Your instructions
Reproduce the data below line for line, keeping every character unchanged.
--- start of Data lines ---
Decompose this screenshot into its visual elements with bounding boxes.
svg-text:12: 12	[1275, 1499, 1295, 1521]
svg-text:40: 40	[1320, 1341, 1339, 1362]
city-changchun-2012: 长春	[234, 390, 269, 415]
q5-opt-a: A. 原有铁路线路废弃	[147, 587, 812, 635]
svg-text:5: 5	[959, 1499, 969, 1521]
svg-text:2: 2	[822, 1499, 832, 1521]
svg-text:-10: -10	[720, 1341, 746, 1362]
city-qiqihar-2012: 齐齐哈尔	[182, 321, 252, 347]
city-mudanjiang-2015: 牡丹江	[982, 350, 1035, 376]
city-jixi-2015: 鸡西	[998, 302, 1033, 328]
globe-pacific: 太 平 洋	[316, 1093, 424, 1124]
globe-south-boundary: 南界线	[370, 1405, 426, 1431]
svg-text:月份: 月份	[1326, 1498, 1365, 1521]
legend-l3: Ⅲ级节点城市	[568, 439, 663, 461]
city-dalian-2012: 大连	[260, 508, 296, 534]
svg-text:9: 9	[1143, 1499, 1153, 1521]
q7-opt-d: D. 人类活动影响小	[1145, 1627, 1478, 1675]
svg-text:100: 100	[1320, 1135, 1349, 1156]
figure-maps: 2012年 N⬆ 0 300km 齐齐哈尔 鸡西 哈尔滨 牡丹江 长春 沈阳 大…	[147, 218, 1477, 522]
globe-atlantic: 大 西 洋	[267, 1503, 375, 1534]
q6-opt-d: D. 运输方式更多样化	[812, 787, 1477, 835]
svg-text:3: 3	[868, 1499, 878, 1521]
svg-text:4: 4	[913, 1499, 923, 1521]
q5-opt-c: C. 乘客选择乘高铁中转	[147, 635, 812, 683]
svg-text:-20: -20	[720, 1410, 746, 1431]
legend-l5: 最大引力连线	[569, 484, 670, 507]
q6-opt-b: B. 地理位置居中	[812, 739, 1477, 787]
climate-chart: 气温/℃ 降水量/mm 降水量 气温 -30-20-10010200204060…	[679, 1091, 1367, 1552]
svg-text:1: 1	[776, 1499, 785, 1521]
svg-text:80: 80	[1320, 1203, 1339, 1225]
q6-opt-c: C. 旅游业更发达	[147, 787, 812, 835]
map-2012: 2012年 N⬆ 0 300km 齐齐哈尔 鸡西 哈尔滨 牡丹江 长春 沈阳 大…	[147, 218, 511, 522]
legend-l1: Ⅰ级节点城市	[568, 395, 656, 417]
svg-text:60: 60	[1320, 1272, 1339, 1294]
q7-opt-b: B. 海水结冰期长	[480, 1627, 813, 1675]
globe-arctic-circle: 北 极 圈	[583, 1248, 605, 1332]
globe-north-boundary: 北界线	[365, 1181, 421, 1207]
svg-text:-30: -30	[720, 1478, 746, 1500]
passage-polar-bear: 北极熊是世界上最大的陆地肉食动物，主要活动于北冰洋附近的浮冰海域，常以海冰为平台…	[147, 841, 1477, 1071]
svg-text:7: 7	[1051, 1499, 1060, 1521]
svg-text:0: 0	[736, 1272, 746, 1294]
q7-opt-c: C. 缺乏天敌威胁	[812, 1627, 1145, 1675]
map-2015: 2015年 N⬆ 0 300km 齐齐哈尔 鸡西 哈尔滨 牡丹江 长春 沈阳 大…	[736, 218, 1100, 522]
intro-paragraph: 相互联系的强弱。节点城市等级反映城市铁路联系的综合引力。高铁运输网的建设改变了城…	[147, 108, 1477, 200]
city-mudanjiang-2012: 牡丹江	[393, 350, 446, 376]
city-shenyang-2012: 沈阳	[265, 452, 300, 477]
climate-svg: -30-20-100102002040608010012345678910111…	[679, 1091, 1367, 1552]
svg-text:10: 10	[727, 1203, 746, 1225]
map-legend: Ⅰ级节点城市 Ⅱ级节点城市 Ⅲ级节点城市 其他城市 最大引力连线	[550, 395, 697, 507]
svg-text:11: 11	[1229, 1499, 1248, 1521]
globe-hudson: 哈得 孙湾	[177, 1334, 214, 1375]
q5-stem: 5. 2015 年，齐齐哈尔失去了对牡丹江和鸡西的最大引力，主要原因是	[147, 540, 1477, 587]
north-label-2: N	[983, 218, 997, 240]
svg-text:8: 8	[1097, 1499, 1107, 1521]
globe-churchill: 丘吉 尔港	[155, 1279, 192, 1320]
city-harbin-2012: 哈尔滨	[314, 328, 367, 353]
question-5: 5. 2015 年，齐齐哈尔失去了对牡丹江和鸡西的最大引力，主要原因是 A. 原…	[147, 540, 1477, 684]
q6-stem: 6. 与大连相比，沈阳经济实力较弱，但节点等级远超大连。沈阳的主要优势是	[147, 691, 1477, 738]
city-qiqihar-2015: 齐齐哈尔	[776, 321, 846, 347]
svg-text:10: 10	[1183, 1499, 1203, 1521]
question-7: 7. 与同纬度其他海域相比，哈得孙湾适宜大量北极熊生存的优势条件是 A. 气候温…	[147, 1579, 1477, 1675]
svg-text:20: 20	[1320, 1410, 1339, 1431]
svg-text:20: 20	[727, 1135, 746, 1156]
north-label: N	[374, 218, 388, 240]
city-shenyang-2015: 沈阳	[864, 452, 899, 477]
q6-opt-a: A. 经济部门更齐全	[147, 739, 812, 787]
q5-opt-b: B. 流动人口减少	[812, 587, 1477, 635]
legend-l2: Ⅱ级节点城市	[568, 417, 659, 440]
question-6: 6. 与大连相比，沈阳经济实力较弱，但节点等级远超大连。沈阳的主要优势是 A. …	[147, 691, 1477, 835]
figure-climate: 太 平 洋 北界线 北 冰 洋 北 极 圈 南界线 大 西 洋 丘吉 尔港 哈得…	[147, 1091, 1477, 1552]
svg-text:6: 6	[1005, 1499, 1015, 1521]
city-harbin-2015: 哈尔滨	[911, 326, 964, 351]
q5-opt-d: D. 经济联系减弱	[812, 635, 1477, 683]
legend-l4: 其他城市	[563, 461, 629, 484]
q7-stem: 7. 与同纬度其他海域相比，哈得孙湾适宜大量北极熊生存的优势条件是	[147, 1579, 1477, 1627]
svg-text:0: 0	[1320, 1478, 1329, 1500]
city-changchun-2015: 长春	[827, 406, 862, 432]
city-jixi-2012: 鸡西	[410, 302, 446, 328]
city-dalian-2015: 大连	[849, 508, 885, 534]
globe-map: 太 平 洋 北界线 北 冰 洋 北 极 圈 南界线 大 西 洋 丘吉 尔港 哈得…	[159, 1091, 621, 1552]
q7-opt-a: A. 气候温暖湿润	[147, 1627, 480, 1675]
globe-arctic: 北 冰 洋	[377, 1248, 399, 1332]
--- end of Data lines ---
Written reply
Decompose this screenshot into its visual elements with bounding boxes.
svg-text:12: 12	[1275, 1499, 1295, 1521]
svg-text:40: 40	[1320, 1341, 1339, 1362]
city-changchun-2012: 长春	[234, 390, 269, 415]
q5-opt-a: A. 原有铁路线路废弃	[147, 587, 812, 635]
svg-text:5: 5	[959, 1499, 969, 1521]
svg-text:2: 2	[822, 1499, 832, 1521]
svg-text:-10: -10	[720, 1341, 746, 1362]
city-qiqihar-2012: 齐齐哈尔	[182, 321, 252, 347]
city-mudanjiang-2015: 牡丹江	[982, 350, 1035, 376]
city-jixi-2015: 鸡西	[998, 302, 1033, 328]
globe-pacific: 太 平 洋	[316, 1093, 424, 1124]
globe-south-boundary: 南界线	[370, 1405, 426, 1431]
svg-text:月份: 月份	[1326, 1498, 1365, 1521]
legend-l3: Ⅲ级节点城市	[568, 439, 663, 461]
city-dalian-2012: 大连	[260, 508, 296, 534]
svg-text:9: 9	[1143, 1499, 1153, 1521]
q7-opt-d: D. 人类活动影响小	[1145, 1627, 1478, 1675]
svg-text:100: 100	[1320, 1135, 1349, 1156]
figure-maps: 2012年 N⬆ 0 300km 齐齐哈尔 鸡西 哈尔滨 牡丹江 长春 沈阳 大…	[147, 218, 1477, 522]
globe-atlantic: 大 西 洋	[267, 1503, 375, 1534]
q6-opt-d: D. 运输方式更多样化	[812, 787, 1477, 835]
svg-text:3: 3	[868, 1499, 878, 1521]
svg-text:4: 4	[913, 1499, 923, 1521]
q5-opt-c: C. 乘客选择乘高铁中转	[147, 635, 812, 683]
svg-text:-20: -20	[720, 1410, 746, 1431]
legend-l5: 最大引力连线	[569, 484, 670, 507]
q6-opt-b: B. 地理位置居中	[812, 739, 1477, 787]
climate-chart: 气温/℃ 降水量/mm 降水量 气温 -30-20-10010200204060…	[679, 1091, 1367, 1552]
svg-text:1: 1	[776, 1499, 785, 1521]
svg-text:80: 80	[1320, 1203, 1339, 1225]
q6-opt-c: C. 旅游业更发达	[147, 787, 812, 835]
map-2012: 2012年 N⬆ 0 300km 齐齐哈尔 鸡西 哈尔滨 牡丹江 长春 沈阳 大…	[147, 218, 511, 522]
legend-l1: Ⅰ级节点城市	[568, 395, 656, 417]
svg-text:60: 60	[1320, 1272, 1339, 1294]
q7-opt-b: B. 海水结冰期长	[480, 1627, 813, 1675]
globe-arctic-circle: 北 极 圈	[583, 1248, 605, 1332]
globe-north-boundary: 北界线	[365, 1181, 421, 1207]
svg-text:-30: -30	[720, 1478, 746, 1500]
passage-polar-bear: 北极熊是世界上最大的陆地肉食动物，主要活动于北冰洋附近的浮冰海域，常以海冰为平台…	[147, 841, 1477, 1071]
svg-text:7: 7	[1051, 1499, 1060, 1521]
svg-text:0: 0	[736, 1272, 746, 1294]
q7-opt-c: C. 缺乏天敌威胁	[812, 1627, 1145, 1675]
map-2015: 2015年 N⬆ 0 300km 齐齐哈尔 鸡西 哈尔滨 牡丹江 长春 沈阳 大…	[736, 218, 1100, 522]
intro-paragraph: 相互联系的强弱。节点城市等级反映城市铁路联系的综合引力。高铁运输网的建设改变了城…	[147, 108, 1477, 200]
city-mudanjiang-2012: 牡丹江	[393, 350, 446, 376]
city-shenyang-2012: 沈阳	[265, 452, 300, 477]
climate-svg: -30-20-100102002040608010012345678910111…	[679, 1091, 1367, 1552]
svg-text:10: 10	[727, 1203, 746, 1225]
map-legend: Ⅰ级节点城市 Ⅱ级节点城市 Ⅲ级节点城市 其他城市 最大引力连线	[550, 395, 697, 507]
svg-text:11: 11	[1229, 1499, 1248, 1521]
globe-hudson: 哈得 孙湾	[177, 1334, 214, 1375]
q5-stem: 5. 2015 年，齐齐哈尔失去了对牡丹江和鸡西的最大引力，主要原因是	[147, 540, 1477, 587]
north-label-2: N	[983, 218, 997, 240]
svg-text:8: 8	[1097, 1499, 1107, 1521]
globe-churchill: 丘吉 尔港	[155, 1279, 192, 1320]
city-harbin-2012: 哈尔滨	[314, 328, 367, 353]
question-5: 5. 2015 年，齐齐哈尔失去了对牡丹江和鸡西的最大引力，主要原因是 A. 原…	[147, 540, 1477, 684]
q6-stem: 6. 与大连相比，沈阳经济实力较弱，但节点等级远超大连。沈阳的主要优势是	[147, 691, 1477, 738]
city-qiqihar-2015: 齐齐哈尔	[776, 321, 846, 347]
svg-text:10: 10	[1183, 1499, 1203, 1521]
question-7: 7. 与同纬度其他海域相比，哈得孙湾适宜大量北极熊生存的优势条件是 A. 气候温…	[147, 1579, 1477, 1675]
svg-text:20: 20	[1320, 1410, 1339, 1431]
svg-text:20: 20	[727, 1135, 746, 1156]
north-label: N	[374, 218, 388, 240]
city-shenyang-2015: 沈阳	[864, 452, 899, 477]
q6-opt-a: A. 经济部门更齐全	[147, 739, 812, 787]
q5-opt-b: B. 流动人口减少	[812, 587, 1477, 635]
legend-l2: Ⅱ级节点城市	[568, 417, 659, 440]
question-6: 6. 与大连相比，沈阳经济实力较弱，但节点等级远超大连。沈阳的主要优势是 A. …	[147, 691, 1477, 835]
figure-climate: 太 平 洋 北界线 北 冰 洋 北 极 圈 南界线 大 西 洋 丘吉 尔港 哈得…	[147, 1091, 1477, 1552]
svg-text:6: 6	[1005, 1499, 1015, 1521]
city-harbin-2015: 哈尔滨	[911, 326, 964, 351]
q5-opt-d: D. 经济联系减弱	[812, 635, 1477, 683]
legend-l4: 其他城市	[563, 461, 629, 484]
q7-stem: 7. 与同纬度其他海域相比，哈得孙湾适宜大量北极熊生存的优势条件是	[147, 1579, 1477, 1627]
svg-text:0: 0	[1320, 1478, 1329, 1500]
city-changchun-2015: 长春	[827, 406, 862, 432]
city-jixi-2012: 鸡西	[410, 302, 446, 328]
city-dalian-2015: 大连	[849, 508, 885, 534]
globe-map: 太 平 洋 北界线 北 冰 洋 北 极 圈 南界线 大 西 洋 丘吉 尔港 哈得…	[159, 1091, 621, 1552]
q7-opt-a: A. 气候温暖湿润	[147, 1627, 480, 1675]
globe-arctic: 北 冰 洋	[377, 1248, 399, 1332]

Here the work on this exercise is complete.